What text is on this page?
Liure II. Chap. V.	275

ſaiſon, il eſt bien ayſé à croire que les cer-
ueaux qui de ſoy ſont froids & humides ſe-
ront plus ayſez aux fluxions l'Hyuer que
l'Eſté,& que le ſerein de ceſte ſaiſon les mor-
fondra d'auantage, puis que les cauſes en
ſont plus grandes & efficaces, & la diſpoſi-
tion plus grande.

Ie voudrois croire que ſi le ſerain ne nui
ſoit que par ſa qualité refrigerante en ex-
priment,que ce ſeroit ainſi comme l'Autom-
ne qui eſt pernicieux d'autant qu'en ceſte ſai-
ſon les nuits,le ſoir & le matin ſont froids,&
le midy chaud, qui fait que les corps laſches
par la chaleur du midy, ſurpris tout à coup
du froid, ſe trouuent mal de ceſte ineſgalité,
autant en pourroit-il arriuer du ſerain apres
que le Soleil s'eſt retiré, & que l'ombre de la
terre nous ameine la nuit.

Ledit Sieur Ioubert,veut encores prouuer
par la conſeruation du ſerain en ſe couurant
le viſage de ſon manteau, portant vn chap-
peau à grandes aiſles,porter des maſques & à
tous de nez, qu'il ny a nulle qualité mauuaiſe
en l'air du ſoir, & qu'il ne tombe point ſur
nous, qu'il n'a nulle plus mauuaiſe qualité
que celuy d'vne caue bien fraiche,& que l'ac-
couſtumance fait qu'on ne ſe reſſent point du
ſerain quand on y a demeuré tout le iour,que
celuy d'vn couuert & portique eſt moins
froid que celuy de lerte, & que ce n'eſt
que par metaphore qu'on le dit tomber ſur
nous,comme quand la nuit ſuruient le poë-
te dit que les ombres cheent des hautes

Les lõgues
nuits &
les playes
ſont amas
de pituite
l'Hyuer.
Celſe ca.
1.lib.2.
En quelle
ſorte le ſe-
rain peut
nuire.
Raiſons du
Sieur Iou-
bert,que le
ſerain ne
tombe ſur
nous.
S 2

### Given task
In the records above, find each line holding "ceſte" and copy it.

### Solution to the problem
l'Eſté,& que le ſerein de ceſte ſaiſon les mor-
ne qui eſt pernicieux d'autant qu'en ceſte ſai-
du froid, ſe trouuent mal de ceſte ineſgalité,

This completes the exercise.